— begin Data shown —

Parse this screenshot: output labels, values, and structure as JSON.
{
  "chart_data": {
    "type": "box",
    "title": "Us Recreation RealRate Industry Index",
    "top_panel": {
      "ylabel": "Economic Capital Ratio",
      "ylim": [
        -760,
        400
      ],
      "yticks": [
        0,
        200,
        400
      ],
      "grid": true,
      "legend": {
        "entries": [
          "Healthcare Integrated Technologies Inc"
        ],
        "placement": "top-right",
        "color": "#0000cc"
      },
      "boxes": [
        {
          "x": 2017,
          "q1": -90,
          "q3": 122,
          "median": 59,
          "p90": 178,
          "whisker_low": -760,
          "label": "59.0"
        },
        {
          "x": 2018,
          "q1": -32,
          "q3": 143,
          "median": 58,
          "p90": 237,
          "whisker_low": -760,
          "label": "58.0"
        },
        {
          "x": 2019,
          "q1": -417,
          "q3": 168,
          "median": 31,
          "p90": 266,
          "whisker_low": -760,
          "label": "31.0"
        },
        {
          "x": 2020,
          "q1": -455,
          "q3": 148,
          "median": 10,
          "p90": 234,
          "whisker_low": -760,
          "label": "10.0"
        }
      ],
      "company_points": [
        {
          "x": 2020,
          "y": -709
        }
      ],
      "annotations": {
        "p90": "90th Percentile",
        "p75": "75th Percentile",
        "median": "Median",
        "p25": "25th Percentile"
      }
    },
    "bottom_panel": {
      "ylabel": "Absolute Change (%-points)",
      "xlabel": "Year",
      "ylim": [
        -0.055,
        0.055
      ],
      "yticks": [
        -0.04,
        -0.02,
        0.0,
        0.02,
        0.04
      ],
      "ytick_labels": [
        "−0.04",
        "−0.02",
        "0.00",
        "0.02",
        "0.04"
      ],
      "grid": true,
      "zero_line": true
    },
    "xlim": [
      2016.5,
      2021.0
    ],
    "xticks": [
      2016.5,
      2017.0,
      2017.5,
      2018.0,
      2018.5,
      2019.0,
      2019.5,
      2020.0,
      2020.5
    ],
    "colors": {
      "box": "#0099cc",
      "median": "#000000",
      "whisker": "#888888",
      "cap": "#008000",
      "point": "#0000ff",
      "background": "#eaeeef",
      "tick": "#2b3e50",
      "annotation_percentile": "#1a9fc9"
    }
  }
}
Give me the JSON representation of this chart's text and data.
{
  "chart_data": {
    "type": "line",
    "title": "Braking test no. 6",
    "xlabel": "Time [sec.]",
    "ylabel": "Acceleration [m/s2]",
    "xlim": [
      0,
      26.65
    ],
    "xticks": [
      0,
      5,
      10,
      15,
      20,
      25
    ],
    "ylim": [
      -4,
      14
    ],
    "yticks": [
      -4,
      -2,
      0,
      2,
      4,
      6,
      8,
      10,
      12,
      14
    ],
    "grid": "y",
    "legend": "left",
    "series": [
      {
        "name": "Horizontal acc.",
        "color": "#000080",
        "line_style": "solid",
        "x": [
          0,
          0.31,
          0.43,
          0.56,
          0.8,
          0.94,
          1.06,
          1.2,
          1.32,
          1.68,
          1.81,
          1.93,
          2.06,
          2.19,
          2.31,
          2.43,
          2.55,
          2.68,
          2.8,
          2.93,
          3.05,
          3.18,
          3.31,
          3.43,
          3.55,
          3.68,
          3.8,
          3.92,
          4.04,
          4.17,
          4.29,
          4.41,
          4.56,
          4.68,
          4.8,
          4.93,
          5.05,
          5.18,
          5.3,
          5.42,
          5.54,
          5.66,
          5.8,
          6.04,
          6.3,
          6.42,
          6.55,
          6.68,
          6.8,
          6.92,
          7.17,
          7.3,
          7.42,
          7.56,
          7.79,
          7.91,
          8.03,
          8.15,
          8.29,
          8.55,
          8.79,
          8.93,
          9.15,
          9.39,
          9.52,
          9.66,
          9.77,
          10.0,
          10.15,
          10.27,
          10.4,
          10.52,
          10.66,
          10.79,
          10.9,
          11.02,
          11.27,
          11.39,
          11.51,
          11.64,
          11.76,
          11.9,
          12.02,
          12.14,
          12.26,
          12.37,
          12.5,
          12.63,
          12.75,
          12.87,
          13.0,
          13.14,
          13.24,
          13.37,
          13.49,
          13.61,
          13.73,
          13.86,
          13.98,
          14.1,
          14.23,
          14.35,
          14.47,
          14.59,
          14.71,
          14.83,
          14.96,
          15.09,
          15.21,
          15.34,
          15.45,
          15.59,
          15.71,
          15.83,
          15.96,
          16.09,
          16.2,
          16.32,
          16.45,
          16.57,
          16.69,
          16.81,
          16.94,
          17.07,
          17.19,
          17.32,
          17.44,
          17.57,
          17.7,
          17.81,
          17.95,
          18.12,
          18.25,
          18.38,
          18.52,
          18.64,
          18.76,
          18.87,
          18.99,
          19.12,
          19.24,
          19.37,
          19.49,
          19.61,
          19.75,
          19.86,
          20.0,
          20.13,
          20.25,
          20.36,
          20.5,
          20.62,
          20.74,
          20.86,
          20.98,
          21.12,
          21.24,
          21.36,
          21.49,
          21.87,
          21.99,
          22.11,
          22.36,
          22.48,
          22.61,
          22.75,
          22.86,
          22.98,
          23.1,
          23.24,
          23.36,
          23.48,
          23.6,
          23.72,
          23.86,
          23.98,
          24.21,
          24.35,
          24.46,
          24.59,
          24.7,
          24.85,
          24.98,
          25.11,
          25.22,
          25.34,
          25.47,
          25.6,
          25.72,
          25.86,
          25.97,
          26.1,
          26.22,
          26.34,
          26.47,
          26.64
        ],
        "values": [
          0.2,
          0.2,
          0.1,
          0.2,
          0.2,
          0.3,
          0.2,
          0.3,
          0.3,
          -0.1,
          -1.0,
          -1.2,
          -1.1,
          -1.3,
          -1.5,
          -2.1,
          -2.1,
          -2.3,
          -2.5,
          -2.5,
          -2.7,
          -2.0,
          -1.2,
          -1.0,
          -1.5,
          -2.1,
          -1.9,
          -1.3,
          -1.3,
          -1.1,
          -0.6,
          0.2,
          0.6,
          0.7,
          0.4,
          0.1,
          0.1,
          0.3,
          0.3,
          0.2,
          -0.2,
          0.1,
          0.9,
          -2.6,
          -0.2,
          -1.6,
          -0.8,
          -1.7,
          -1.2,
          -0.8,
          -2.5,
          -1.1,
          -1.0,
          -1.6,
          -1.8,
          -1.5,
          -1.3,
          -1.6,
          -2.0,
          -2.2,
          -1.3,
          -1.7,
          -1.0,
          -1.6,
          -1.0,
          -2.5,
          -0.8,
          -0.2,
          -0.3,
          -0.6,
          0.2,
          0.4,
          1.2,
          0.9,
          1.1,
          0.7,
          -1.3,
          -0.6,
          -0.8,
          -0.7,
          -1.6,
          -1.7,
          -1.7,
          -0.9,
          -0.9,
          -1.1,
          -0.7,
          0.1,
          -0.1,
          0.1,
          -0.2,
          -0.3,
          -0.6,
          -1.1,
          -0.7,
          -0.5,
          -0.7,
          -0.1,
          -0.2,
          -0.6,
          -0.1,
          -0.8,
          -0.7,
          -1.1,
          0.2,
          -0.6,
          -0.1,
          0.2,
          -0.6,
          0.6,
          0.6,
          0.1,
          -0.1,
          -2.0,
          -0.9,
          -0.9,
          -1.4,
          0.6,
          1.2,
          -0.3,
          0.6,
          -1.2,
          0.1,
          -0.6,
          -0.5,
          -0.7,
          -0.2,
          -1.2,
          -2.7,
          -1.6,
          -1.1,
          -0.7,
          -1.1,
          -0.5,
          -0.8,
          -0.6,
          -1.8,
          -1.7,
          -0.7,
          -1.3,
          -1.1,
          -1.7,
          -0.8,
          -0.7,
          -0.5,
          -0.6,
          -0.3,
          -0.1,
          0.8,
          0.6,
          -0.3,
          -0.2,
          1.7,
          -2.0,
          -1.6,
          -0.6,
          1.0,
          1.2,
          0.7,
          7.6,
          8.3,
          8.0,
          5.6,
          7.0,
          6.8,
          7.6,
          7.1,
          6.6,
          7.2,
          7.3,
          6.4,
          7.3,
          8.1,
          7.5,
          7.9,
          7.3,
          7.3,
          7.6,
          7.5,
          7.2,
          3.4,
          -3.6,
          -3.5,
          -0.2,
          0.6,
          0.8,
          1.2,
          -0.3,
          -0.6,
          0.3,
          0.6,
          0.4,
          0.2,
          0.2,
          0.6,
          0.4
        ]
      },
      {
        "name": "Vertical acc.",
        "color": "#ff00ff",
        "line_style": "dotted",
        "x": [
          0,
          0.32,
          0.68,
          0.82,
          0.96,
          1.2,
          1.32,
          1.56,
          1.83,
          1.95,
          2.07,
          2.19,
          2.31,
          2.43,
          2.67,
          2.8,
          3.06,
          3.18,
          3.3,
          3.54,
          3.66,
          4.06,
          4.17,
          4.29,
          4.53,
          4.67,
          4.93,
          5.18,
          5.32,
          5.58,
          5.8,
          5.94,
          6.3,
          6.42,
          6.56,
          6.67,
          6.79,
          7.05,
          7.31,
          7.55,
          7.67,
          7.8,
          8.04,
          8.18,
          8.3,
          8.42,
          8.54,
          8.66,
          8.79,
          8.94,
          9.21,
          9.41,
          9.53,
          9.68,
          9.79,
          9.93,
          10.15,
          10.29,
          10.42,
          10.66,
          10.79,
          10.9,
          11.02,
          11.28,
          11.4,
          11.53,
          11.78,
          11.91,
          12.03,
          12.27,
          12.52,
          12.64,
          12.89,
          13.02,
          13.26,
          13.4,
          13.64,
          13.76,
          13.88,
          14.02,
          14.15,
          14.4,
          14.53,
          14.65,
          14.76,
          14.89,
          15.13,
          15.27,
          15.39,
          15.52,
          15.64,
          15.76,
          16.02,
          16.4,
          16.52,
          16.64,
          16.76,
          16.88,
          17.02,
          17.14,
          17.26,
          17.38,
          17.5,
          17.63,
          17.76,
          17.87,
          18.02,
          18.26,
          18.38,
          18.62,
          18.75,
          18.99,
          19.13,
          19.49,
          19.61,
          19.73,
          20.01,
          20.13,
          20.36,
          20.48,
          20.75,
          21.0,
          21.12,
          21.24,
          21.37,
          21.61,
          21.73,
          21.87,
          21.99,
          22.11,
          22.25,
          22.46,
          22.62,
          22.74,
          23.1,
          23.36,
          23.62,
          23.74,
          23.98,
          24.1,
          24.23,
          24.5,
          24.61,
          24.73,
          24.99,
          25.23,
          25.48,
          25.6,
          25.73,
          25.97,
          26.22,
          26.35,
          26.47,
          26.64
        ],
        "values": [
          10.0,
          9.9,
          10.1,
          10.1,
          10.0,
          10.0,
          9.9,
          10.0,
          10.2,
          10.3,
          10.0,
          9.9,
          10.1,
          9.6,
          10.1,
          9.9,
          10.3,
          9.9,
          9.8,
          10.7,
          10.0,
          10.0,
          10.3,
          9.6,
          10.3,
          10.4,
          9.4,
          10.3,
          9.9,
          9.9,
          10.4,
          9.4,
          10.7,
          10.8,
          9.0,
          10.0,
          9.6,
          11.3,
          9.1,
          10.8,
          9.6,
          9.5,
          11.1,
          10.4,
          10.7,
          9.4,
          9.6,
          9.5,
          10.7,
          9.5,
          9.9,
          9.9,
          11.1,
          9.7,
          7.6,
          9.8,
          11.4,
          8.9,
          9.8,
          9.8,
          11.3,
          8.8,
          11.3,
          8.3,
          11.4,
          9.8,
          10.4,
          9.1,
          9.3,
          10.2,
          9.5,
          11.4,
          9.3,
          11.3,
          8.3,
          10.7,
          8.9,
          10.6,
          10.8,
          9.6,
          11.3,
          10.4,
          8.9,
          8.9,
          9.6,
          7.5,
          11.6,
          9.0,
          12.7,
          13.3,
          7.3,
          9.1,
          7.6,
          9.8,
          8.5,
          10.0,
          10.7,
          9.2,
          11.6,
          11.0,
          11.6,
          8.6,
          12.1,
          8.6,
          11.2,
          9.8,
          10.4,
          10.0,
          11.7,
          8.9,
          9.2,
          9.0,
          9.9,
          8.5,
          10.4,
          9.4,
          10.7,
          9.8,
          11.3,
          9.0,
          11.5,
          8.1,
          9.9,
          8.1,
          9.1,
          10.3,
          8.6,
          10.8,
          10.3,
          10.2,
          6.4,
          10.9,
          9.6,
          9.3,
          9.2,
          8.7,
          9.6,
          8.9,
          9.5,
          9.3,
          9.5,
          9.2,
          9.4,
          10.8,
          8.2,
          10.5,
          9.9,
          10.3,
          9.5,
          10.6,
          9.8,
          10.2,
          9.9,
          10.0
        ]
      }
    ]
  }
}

— end Data shown —

● Task directions: Give only the number of lines in the entries above that contain the string "name".

● Output for this exercise: 2